About this task:
Copy the part of the comment about doctors below from "I find it offensive" to "of your article.", word for word.

Given text:
--------------------------------------------------


  • I have to disagree with some of your sentiments about doctors. Are we talking specifically about patients with mental illness or doctors overall?

    I find it offensive that doctors are charging a “concierge service” for their help. Isn’t it enough that many have to pay for decent health insurance in this country? I don’t want to become political; therefore I will quickly digress and stick to the topic of your article.

    I liked my internist because he is knowledgeable about homeopath; whereas in the past, there were doctors who weren’t so supportive of it. I can respect their reasons. I decided to pay for this “service” for a year. My doctors front office person gave me examples of what I would be paying for: My doctor prefers to draw the blood from his patients and “supposedly”, I would receive my test results back quicker from him. Frankly, I wish he didn’t draw my blood because I have thin veins and it takes him 2-3 times to get in there. Again I digress. My doctor didn’t return my blood test results any faster nor did he bother to take the time to call me on the phone and explain my results. I heard from him after calling to find out when I would hear from him and it was via email. My thought was “That was $500 down the drain.” I am fortunate to be a relatively healthy and I found this service useless. Once again I will be on the hunt for a new doctor because I’m not paying the annual fee this year

    Now my husband has to see many doctors for his health issues and we can spend 30-40 minutes beyond the scheduled appointment at one office to be in a room for 15-20 minutes. This is a neurologist and no blood is drawn.

    I’m offended when my husband’s internist fails to call his patients or fails to update his medical chart after I called to tell him that he was prescribed a new medication and I spoke directly with him. Isn’t this negligent? The positive: He is one of very few doctors who has visited my husband on the weekend while hospitalized. He even takes his patients on time; however, he is not one for calling his patients. I swear his motto is “You call me because I won’t take any initiative to call you.” A about five months ago, he failed to call us and tell us that my husband had fractured a rib after taking a fall and after the XRay technician said that our doctor would call us with the results. A week later, he calls me and said, “Why didn’t you call me?” I told him that the technician said, “no news was good news and if there is a fracture, our doctor would call within 24-48 hours. My question was, why didn’t HE call us sooner?

    I’m not sure how much a doctor thinks about a patient until they are in front of them or have chronic/grave issues. There are too many patients. We end up what feels like being fed through a factory line in some instances before we even see the doctor. Due to an excellent reputation and especially successful surgeries, I’m sure many resign to accepting the good and bad about their doctor. At the end, who wouldn’t want that person on their team for the ultimate goal: a winning result.

    Bottom line: One has to be on top of one’s medical care or a loved one’s care at all times even when dealing with the most reputable hospitals and medical offices. We come to new offices with a medical profile and update the office with changes in medication. I can’t tell you how many times, even with the given medical profile that a doctor fails to really look at it. Ending on a positive note: We were recently complimented by three different staff members in a physical therapy office (front office, assistant PT and PT) about my husband’s extremely well-organized medical profile. We pleased that someone actually looked at it.

    • cozyclothesblog says:

      Robin, thank you for taking the time to read this article and comment. It sounds as if you have had a very frustrating medical road. You and your husband sound like a great team, and he is fortunate to have such an organized and attentive advocate. You make an excellent point. Medical care is always best if it is coordinated and well documented. As a patient and loved one of patients, I take my roll in this very seriously. It sounds like you do as well!

--------------------------------------------------

Information supplied:
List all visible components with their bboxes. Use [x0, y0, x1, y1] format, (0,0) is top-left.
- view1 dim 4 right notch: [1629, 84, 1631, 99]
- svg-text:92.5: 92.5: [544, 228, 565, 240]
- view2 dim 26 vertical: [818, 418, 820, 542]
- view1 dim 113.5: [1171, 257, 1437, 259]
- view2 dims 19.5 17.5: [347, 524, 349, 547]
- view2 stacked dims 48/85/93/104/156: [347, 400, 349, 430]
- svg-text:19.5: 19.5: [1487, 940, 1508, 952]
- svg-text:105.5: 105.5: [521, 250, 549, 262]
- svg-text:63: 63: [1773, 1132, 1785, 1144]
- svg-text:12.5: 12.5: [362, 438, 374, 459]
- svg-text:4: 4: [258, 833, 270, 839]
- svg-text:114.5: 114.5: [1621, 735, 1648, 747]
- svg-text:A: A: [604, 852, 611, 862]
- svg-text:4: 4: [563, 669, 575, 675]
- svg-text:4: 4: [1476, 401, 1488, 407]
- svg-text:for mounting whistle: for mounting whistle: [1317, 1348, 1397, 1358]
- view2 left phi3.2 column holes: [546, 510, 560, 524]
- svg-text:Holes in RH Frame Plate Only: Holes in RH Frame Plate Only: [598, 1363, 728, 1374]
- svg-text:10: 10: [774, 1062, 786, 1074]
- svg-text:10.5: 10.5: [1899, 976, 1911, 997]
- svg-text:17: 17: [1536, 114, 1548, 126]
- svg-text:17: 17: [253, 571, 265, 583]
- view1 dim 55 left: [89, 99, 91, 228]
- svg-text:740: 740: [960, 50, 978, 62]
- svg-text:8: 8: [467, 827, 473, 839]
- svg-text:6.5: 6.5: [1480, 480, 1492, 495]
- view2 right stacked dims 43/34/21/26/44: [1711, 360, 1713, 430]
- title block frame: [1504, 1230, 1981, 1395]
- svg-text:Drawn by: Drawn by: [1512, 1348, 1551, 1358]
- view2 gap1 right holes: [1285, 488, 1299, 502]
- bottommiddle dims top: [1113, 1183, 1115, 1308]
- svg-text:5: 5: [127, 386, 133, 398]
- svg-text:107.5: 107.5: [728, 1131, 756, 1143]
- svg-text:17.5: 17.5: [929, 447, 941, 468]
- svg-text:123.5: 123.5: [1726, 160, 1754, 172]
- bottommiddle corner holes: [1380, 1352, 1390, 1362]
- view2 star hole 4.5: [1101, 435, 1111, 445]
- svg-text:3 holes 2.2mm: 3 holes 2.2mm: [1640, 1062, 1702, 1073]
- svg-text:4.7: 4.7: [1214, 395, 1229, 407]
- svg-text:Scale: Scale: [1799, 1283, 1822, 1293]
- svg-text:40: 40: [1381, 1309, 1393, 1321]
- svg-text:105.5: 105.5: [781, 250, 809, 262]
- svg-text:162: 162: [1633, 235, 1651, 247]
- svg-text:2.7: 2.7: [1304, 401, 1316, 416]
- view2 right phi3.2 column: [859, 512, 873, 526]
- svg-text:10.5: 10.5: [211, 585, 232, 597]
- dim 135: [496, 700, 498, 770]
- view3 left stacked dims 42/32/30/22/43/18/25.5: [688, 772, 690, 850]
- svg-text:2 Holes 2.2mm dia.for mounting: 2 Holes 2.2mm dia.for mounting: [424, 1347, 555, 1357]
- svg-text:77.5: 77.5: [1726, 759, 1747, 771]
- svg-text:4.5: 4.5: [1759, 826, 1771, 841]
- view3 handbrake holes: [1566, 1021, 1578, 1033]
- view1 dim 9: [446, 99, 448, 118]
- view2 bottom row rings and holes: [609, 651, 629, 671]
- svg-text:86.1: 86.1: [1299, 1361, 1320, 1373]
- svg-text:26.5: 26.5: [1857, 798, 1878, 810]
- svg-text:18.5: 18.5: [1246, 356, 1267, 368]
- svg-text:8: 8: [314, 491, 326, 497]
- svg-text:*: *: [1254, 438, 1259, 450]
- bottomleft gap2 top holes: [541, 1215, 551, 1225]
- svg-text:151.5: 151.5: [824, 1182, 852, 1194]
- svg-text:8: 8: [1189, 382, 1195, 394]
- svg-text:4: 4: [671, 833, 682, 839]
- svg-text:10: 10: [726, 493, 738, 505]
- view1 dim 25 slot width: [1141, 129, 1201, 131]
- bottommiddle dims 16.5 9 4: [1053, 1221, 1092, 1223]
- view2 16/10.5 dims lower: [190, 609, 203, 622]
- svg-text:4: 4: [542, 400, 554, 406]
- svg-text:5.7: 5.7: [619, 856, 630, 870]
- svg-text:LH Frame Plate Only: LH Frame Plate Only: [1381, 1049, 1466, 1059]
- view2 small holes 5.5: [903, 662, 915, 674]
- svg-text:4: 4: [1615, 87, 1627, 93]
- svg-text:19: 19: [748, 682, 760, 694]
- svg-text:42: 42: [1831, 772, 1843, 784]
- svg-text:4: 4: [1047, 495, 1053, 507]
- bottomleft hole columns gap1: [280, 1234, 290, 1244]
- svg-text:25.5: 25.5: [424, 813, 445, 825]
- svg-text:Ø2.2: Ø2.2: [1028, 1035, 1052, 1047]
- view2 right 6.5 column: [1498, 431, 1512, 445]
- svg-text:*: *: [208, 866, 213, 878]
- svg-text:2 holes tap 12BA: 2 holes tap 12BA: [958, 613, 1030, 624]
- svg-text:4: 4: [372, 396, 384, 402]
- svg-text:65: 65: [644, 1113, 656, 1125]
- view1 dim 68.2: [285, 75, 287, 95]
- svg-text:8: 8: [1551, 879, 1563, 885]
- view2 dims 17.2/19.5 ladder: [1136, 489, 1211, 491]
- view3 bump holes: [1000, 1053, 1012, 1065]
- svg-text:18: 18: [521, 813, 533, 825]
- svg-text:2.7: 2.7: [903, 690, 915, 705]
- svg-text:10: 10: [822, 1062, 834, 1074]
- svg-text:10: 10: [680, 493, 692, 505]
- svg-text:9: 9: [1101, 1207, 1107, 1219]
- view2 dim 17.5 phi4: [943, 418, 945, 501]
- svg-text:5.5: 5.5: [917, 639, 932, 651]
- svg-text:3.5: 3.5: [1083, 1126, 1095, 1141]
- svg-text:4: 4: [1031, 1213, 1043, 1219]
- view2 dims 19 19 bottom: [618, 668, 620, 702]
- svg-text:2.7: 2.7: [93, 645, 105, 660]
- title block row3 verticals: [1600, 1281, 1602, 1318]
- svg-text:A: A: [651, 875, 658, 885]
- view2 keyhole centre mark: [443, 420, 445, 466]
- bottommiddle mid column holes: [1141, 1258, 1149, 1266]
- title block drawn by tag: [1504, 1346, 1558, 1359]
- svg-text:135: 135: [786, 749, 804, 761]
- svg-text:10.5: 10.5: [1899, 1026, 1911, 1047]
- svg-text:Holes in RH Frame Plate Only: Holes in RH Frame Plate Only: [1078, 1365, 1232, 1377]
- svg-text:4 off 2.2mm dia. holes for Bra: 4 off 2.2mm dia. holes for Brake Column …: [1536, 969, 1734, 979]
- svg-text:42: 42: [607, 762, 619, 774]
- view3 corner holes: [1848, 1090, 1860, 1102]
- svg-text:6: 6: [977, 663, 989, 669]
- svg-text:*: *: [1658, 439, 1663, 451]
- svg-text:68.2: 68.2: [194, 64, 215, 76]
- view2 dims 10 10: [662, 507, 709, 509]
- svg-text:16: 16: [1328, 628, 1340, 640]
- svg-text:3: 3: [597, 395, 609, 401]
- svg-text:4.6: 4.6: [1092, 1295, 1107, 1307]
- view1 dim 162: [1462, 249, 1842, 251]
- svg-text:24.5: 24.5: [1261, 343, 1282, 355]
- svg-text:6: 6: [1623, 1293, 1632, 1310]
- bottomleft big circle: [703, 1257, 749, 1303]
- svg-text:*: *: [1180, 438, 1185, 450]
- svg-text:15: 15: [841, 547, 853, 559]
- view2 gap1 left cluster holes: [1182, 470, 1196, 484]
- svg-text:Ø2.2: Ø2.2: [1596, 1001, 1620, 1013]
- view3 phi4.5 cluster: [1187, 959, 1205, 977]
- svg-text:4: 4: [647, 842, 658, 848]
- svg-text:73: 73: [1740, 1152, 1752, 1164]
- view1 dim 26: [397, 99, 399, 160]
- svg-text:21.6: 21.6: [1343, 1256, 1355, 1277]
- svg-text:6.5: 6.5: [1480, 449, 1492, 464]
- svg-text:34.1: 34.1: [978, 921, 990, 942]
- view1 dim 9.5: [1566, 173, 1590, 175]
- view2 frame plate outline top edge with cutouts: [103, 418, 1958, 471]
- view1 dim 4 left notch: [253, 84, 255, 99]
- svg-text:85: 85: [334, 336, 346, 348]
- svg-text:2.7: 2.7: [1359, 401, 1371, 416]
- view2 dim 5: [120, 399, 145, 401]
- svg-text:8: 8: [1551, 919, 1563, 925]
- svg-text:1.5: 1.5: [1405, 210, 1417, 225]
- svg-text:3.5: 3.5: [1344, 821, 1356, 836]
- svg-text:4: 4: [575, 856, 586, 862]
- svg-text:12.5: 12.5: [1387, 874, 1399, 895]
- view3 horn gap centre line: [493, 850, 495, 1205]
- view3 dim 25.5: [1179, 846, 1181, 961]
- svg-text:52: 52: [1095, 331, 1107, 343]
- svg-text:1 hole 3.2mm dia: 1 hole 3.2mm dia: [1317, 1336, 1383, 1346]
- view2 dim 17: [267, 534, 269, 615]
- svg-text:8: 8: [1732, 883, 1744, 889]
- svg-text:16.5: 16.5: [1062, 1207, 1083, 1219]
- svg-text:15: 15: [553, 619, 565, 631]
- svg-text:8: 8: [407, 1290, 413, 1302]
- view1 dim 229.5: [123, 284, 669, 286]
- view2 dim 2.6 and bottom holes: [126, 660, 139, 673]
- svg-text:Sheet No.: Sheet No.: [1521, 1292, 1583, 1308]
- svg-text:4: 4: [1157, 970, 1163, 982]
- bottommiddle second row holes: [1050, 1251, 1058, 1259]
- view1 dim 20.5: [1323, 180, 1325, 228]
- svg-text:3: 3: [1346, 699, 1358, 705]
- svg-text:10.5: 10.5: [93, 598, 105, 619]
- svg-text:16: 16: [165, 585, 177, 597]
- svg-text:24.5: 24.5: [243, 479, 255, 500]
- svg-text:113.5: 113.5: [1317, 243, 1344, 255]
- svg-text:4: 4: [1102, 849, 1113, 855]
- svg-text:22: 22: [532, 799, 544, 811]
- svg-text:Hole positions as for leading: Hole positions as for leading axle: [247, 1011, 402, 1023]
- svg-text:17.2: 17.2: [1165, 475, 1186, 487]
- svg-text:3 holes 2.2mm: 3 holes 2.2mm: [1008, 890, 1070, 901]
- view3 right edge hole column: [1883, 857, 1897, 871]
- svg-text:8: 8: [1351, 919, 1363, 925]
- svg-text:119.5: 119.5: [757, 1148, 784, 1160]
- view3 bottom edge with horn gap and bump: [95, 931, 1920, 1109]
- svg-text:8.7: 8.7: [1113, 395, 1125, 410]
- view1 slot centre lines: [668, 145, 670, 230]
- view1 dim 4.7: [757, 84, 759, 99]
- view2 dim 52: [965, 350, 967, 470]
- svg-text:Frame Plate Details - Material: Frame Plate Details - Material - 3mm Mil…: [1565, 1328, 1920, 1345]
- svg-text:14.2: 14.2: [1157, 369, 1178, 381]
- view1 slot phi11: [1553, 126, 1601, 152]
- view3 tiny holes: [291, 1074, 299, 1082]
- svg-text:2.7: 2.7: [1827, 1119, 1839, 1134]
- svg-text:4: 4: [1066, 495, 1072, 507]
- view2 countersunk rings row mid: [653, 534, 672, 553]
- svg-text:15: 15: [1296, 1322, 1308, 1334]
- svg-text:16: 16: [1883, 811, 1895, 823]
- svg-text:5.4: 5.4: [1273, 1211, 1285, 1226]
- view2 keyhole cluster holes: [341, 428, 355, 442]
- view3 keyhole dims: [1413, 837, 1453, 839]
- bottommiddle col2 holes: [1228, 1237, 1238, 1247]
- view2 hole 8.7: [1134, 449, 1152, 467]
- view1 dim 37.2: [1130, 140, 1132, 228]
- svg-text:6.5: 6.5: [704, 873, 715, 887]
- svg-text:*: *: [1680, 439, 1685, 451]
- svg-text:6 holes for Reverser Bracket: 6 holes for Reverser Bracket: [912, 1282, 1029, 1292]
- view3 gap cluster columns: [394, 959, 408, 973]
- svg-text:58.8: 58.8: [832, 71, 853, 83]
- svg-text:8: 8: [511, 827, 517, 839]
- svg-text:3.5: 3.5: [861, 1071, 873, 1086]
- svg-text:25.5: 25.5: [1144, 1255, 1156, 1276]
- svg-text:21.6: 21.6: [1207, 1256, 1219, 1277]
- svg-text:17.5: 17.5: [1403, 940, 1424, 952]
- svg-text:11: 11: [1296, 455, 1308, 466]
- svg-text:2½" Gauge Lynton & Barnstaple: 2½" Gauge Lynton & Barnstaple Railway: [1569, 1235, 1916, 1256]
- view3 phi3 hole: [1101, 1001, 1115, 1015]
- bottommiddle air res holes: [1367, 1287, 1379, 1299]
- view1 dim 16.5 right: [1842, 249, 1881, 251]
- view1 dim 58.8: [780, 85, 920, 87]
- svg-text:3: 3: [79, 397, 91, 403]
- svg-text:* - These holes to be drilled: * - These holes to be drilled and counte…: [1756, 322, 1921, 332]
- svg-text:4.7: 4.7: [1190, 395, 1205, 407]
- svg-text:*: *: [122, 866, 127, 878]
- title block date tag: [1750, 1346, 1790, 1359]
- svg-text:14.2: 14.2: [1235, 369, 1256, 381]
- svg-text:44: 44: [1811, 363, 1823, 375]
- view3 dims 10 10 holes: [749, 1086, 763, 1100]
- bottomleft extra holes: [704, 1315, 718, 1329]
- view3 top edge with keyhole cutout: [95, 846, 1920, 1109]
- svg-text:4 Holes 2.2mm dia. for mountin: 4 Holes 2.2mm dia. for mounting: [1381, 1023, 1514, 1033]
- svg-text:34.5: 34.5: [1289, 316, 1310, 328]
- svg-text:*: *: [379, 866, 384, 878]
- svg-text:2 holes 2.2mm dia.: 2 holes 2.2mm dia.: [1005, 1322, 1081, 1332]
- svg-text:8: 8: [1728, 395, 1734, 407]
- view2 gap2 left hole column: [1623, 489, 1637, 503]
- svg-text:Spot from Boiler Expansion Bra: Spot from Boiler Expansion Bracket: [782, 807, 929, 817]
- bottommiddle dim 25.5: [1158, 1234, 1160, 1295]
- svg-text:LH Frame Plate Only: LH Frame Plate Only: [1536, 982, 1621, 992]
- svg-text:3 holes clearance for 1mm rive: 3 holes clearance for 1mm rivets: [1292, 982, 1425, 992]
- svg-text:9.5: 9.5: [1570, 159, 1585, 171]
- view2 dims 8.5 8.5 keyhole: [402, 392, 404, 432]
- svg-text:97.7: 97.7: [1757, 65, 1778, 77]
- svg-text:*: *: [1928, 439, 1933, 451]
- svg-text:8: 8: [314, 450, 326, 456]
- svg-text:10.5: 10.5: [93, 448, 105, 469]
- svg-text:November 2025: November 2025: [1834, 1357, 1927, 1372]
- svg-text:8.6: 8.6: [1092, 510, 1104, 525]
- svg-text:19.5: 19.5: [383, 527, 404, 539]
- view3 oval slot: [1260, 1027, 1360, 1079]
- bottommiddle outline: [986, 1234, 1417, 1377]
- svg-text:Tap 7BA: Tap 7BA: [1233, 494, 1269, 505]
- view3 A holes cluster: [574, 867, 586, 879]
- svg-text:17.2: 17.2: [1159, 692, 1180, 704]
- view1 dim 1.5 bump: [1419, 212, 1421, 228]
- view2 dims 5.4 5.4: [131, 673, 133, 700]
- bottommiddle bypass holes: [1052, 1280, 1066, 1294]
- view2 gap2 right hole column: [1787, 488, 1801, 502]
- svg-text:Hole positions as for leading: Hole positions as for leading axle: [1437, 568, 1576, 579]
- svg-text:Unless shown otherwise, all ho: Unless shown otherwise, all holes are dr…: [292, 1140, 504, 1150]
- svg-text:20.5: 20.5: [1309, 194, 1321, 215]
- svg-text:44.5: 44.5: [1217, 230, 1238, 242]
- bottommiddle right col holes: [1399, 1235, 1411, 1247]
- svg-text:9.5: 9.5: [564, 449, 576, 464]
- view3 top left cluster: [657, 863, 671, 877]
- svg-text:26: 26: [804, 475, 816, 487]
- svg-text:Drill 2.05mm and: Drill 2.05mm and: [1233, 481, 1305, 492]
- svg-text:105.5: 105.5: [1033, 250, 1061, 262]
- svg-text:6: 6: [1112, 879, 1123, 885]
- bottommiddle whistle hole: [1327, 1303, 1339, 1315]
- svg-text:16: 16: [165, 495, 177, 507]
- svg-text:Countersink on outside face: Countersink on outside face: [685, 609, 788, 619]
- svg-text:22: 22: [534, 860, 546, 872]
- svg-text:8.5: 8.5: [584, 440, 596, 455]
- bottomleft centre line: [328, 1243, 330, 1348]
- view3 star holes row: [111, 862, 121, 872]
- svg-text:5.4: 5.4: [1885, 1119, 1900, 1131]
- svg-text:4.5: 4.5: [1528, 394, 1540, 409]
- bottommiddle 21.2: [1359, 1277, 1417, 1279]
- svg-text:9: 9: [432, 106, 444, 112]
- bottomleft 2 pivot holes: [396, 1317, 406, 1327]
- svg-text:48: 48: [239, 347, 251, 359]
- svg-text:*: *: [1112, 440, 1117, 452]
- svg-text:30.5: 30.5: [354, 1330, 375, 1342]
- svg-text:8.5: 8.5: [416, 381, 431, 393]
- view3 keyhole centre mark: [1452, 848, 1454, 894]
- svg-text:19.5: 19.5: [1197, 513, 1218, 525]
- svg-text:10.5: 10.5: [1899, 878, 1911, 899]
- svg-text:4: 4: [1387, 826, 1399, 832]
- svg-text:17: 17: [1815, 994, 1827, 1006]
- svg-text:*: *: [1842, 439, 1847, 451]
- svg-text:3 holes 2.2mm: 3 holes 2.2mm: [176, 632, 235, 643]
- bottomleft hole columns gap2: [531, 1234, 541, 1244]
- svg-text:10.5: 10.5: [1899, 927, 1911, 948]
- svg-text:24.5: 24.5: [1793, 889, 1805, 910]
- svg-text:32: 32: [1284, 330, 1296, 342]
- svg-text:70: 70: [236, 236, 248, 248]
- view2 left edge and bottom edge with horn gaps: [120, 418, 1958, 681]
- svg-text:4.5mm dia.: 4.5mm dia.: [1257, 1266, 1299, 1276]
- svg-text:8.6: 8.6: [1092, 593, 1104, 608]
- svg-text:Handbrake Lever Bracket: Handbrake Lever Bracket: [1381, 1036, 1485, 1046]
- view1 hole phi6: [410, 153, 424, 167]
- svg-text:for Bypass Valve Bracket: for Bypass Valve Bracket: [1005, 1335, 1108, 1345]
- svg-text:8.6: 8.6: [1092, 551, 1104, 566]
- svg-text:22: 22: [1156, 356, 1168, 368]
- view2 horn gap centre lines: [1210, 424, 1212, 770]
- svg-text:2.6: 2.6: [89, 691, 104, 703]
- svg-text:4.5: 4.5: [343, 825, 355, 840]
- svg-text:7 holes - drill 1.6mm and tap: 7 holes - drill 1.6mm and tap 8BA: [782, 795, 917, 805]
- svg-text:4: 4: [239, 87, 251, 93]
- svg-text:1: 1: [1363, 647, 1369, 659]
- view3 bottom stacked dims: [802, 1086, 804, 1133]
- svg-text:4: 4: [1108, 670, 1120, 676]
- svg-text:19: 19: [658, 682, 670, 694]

--------------------------------------------------

Exercise answer:
I find it offensive that doctors are charging a “concierge service” for their help. Isn’t it enough that many have to pay for decent health insurance in this country? I don’t want to become political; therefore I will quickly digress and stick to the topic of your article.